YOUR TASK
Transcribe each of the records below exactly, excluding all pictures.

========================

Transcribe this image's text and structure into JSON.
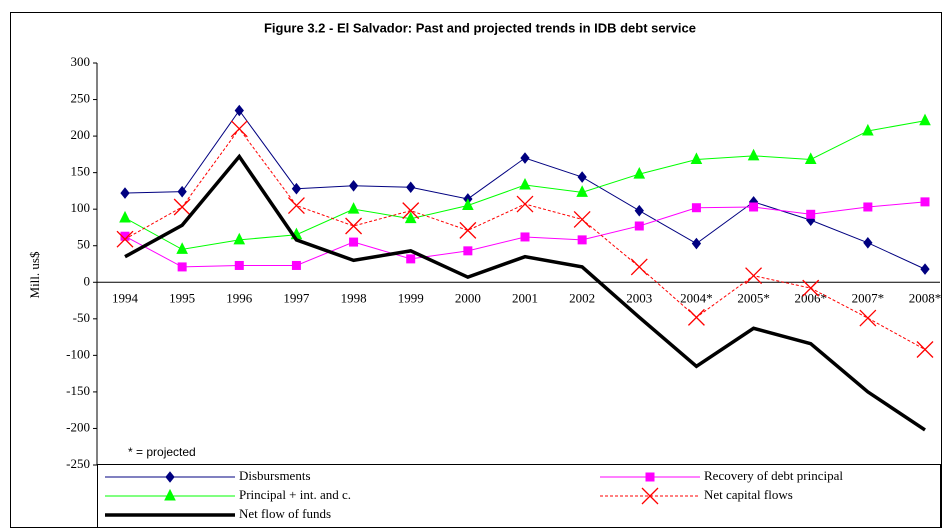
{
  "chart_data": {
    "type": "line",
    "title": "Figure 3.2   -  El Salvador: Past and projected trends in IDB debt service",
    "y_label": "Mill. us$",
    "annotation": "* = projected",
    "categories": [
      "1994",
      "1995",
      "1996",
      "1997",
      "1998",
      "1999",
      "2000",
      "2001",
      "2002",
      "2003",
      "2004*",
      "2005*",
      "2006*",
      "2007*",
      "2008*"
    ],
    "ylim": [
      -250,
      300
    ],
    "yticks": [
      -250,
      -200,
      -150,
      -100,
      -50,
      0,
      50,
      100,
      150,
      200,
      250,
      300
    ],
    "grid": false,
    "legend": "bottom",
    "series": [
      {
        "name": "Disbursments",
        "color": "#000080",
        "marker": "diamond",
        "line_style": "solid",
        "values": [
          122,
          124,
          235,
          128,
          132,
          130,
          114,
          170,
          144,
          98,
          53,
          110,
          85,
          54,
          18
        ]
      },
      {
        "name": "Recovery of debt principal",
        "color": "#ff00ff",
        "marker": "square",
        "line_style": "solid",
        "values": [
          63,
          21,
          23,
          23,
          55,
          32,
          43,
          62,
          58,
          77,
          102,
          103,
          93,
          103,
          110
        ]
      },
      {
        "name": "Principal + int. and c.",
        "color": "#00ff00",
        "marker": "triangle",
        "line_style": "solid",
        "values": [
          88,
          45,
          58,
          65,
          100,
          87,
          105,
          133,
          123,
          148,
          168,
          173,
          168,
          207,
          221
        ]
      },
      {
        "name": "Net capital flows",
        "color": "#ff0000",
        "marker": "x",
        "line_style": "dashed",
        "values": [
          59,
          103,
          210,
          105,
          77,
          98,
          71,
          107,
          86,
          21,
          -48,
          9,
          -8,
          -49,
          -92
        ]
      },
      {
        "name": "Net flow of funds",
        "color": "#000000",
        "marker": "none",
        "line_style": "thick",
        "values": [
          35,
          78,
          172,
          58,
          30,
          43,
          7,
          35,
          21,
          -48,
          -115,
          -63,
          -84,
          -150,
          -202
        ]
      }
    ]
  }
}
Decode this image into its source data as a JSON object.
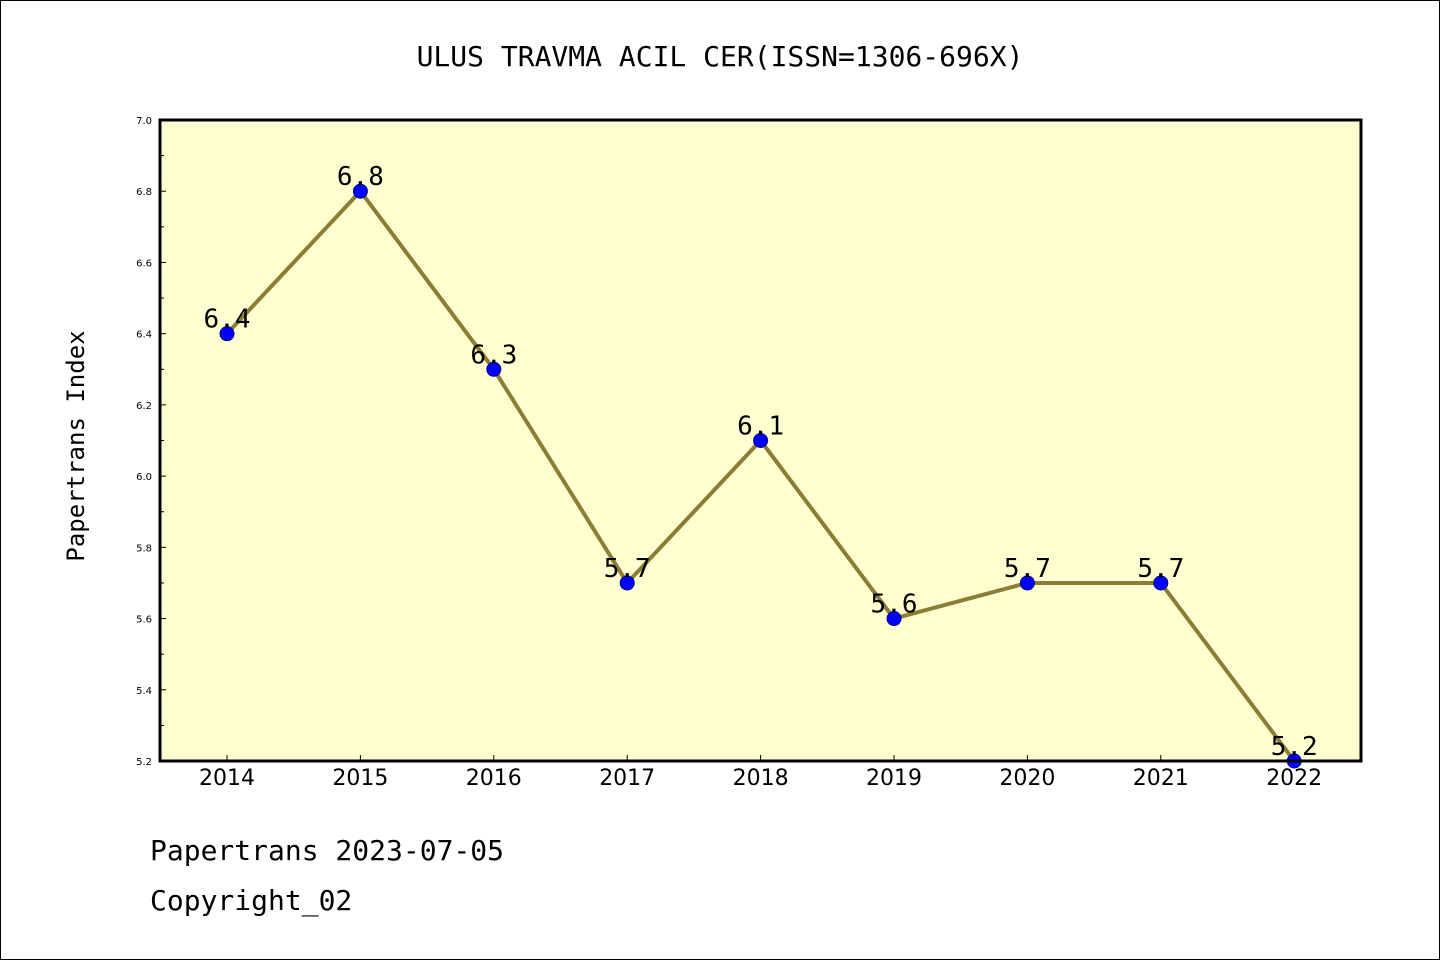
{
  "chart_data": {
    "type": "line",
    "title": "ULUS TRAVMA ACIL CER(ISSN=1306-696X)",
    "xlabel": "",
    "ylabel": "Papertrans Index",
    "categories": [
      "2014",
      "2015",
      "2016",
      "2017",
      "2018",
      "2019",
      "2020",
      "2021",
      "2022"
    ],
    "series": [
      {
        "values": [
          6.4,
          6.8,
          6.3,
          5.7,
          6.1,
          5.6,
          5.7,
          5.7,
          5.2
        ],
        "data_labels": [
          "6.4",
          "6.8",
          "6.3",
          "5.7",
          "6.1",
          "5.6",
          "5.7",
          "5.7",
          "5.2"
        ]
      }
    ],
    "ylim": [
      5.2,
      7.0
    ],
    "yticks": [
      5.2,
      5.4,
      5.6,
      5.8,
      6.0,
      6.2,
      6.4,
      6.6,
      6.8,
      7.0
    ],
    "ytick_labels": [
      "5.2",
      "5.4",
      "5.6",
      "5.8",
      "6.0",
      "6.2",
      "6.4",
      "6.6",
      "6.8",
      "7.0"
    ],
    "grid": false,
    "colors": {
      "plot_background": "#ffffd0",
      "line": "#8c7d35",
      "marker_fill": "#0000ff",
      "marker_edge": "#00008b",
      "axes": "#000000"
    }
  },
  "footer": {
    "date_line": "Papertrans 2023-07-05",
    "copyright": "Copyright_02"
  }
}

========================

FINISHED ANSWER
Transcribe this image's text and structure into JSON.
{
  "chart_data": {
    "type": "line",
    "title": "Figure 3.2   -  El Salvador: Past and projected trends in IDB debt service",
    "y_label": "Mill. us$",
    "annotation": "* = projected",
    "categories": [
      "1994",
      "1995",
      "1996",
      "1997",
      "1998",
      "1999",
      "2000",
      "2001",
      "2002",
      "2003",
      "2004*",
      "2005*",
      "2006*",
      "2007*",
      "2008*"
    ],
    "ylim": [
      -250,
      300
    ],
    "yticks": [
      -250,
      -200,
      -150,
      -100,
      -50,
      0,
      50,
      100,
      150,
      200,
      250,
      300
    ],
    "grid": false,
    "legend": "bottom",
    "series": [
      {
        "name": "Disbursments",
        "color": "#000080",
        "marker": "diamond",
        "line_style": "solid",
        "values": [
          122,
          124,
          235,
          128,
          132,
          130,
          114,
          170,
          144,
          98,
          53,
          110,
          85,
          54,
          18
        ]
      },
      {
        "name": "Recovery of debt principal",
        "color": "#ff00ff",
        "marker": "square",
        "line_style": "solid",
        "values": [
          63,
          21,
          23,
          23,
          55,
          32,
          43,
          62,
          58,
          77,
          102,
          103,
          93,
          103,
          110
        ]
      },
      {
        "name": "Principal + int. and c.",
        "color": "#00ff00",
        "marker": "triangle",
        "line_style": "solid",
        "values": [
          88,
          45,
          58,
          65,
          100,
          87,
          105,
          133,
          123,
          148,
          168,
          173,
          168,
          207,
          221
        ]
      },
      {
        "name": "Net capital flows",
        "color": "#ff0000",
        "marker": "x",
        "line_style": "dashed",
        "values": [
          59,
          103,
          210,
          105,
          77,
          98,
          71,
          107,
          86,
          21,
          -48,
          9,
          -8,
          -49,
          -92
        ]
      },
      {
        "name": "Net flow of funds",
        "color": "#000000",
        "marker": "none",
        "line_style": "thick",
        "values": [
          35,
          78,
          172,
          58,
          30,
          43,
          7,
          35,
          21,
          -48,
          -115,
          -63,
          -84,
          -150,
          -202
        ]
      }
    ]
  }
}
Decode this image into its source data as a JSON object.
{
  "chart_data": {
    "type": "line",
    "title": "ULUS TRAVMA ACIL CER(ISSN=1306-696X)",
    "xlabel": "",
    "ylabel": "Papertrans Index",
    "categories": [
      "2014",
      "2015",
      "2016",
      "2017",
      "2018",
      "2019",
      "2020",
      "2021",
      "2022"
    ],
    "series": [
      {
        "values": [
          6.4,
          6.8,
          6.3,
          5.7,
          6.1,
          5.6,
          5.7,
          5.7,
          5.2
        ],
        "data_labels": [
          "6.4",
          "6.8",
          "6.3",
          "5.7",
          "6.1",
          "5.6",
          "5.7",
          "5.7",
          "5.2"
        ]
      }
    ],
    "ylim": [
      5.2,
      7.0
    ],
    "yticks": [
      5.2,
      5.4,
      5.6,
      5.8,
      6.0,
      6.2,
      6.4,
      6.6,
      6.8,
      7.0
    ],
    "ytick_labels": [
      "5.2",
      "5.4",
      "5.6",
      "5.8",
      "6.0",
      "6.2",
      "6.4",
      "6.6",
      "6.8",
      "7.0"
    ],
    "grid": false,
    "colors": {
      "plot_background": "#ffffd0",
      "line": "#8c7d35",
      "marker_fill": "#0000ff",
      "marker_edge": "#00008b",
      "axes": "#000000"
    }
  },
  "footer": {
    "date_line": "Papertrans 2023-07-05",
    "copyright": "Copyright_02"
  }
}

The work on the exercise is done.